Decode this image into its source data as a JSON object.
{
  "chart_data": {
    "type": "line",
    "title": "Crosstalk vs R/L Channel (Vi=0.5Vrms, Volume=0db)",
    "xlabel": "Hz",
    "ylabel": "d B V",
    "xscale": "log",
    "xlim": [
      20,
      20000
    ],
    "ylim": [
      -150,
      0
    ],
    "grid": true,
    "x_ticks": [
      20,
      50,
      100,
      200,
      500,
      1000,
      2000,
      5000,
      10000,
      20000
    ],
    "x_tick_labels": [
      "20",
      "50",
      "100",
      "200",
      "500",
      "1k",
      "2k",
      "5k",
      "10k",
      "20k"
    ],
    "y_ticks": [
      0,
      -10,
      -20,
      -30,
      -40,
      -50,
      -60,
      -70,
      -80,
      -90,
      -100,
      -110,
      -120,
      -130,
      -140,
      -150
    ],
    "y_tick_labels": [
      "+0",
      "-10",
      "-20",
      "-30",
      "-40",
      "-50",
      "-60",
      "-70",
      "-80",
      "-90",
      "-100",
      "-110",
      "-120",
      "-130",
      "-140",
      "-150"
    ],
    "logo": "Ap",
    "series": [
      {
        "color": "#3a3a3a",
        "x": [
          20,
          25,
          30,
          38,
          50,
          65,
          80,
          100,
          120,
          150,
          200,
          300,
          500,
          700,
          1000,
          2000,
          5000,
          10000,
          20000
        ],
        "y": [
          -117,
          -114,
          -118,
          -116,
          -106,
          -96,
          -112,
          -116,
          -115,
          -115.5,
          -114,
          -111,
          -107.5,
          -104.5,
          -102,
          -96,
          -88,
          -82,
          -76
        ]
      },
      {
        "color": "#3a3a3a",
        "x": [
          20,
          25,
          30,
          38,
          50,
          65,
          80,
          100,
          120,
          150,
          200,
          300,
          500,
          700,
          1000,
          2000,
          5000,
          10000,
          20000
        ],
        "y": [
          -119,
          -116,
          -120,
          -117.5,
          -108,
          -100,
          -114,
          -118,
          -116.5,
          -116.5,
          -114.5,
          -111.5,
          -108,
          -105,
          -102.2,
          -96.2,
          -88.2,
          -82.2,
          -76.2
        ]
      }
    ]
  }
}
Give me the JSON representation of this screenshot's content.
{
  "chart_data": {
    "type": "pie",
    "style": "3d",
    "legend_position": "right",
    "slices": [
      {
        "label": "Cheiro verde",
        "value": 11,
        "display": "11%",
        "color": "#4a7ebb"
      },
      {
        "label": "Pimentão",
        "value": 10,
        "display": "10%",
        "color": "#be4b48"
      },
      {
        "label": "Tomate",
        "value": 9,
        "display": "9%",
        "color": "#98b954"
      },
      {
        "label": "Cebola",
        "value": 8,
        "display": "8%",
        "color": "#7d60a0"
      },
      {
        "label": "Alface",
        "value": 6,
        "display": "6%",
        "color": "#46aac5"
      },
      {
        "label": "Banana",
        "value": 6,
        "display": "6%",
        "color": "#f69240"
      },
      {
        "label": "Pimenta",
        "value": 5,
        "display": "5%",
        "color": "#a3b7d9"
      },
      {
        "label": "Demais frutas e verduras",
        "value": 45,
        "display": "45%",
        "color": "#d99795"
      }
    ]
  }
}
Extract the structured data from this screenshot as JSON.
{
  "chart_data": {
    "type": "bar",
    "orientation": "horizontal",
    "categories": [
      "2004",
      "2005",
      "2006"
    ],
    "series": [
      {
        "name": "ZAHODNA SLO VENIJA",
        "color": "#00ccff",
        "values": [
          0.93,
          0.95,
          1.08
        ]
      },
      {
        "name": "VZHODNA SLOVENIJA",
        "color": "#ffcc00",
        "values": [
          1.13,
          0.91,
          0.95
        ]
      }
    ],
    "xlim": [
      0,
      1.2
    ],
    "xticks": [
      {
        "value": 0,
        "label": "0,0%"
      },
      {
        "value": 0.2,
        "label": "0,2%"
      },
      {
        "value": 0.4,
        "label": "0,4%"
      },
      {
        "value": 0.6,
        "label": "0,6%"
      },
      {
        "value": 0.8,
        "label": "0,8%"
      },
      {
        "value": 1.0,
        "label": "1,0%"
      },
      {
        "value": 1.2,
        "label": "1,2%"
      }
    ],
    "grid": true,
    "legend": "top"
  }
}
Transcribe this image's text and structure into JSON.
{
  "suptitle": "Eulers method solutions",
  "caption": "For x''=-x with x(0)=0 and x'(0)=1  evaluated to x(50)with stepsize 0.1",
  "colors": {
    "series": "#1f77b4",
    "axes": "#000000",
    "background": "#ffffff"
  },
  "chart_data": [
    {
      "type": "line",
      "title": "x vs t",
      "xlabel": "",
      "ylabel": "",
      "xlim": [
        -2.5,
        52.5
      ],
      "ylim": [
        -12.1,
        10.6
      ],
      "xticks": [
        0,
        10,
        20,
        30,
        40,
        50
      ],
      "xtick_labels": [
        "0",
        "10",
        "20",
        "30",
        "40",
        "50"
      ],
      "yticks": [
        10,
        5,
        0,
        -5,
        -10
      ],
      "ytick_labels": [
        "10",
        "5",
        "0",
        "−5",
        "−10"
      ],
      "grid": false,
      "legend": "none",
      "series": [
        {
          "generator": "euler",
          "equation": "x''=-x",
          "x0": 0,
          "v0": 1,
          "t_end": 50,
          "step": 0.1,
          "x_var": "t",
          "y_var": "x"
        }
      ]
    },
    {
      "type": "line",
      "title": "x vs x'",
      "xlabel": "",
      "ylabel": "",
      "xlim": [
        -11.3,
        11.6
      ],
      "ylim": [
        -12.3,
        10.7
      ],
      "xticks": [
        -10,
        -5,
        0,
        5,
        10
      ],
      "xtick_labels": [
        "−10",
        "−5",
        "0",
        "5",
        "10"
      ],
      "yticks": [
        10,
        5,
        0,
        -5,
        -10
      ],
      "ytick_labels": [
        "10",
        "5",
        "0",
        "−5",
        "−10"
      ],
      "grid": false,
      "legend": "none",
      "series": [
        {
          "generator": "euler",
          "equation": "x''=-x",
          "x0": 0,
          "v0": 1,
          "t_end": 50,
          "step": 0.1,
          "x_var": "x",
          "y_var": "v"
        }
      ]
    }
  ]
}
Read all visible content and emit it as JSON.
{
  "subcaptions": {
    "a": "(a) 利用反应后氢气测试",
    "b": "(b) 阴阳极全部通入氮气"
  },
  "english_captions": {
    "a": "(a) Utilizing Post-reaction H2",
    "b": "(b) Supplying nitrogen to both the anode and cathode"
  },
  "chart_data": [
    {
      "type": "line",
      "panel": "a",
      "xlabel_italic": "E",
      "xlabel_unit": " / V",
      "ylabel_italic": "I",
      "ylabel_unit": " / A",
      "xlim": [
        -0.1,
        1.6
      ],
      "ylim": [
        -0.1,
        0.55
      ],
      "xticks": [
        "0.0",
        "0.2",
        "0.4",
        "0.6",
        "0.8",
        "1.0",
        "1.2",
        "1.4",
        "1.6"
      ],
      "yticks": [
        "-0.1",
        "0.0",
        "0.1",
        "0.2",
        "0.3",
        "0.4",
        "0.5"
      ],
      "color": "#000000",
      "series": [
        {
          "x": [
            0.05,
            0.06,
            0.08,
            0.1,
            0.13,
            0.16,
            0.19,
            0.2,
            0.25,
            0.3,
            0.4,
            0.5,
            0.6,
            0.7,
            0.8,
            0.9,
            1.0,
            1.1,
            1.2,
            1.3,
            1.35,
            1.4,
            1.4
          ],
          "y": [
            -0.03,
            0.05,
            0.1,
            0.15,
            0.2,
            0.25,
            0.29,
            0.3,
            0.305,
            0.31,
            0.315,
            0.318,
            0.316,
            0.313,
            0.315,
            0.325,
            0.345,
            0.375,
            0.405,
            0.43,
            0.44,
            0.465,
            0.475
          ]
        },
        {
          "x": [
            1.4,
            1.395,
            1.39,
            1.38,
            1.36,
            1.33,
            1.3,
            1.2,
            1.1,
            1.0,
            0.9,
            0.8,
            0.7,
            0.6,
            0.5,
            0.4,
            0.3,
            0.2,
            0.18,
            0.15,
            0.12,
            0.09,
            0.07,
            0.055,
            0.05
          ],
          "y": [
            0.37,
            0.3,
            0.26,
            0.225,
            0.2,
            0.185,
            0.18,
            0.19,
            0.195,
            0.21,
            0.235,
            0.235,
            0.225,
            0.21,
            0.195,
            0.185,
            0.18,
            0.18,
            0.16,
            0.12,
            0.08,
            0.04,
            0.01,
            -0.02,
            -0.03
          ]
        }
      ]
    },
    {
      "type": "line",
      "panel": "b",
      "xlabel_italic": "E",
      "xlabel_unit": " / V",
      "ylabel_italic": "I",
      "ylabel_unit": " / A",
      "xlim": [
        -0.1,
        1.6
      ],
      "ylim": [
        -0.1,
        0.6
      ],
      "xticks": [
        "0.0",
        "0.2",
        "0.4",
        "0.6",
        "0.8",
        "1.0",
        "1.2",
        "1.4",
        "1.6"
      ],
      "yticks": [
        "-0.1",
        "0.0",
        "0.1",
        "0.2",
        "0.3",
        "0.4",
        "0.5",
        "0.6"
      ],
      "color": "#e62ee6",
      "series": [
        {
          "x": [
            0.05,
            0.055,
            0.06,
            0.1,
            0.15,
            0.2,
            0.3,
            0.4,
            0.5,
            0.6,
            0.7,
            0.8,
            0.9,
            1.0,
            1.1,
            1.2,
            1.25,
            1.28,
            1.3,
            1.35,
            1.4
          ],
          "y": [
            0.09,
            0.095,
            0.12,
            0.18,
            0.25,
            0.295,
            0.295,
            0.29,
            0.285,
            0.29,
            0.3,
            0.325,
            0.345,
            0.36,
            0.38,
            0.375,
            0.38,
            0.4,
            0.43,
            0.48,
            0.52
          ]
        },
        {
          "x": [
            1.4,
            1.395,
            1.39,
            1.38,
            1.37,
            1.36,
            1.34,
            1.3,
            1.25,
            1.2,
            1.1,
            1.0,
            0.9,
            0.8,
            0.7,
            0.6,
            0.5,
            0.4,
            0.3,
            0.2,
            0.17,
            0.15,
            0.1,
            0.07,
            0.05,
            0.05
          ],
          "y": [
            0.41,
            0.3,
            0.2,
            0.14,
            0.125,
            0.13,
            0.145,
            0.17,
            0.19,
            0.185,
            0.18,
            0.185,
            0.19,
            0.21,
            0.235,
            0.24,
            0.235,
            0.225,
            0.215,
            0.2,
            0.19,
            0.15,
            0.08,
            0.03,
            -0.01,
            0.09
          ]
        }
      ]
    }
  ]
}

- - - - - - -

▶ **OBJECTIVE**
Look through the entries above and report each line where the string "screenshot" occurs.

▶ **TASK RESULT**
Give me the JSON representation of this screenshot's content.
Extract the structured data from this screenshot as JSON.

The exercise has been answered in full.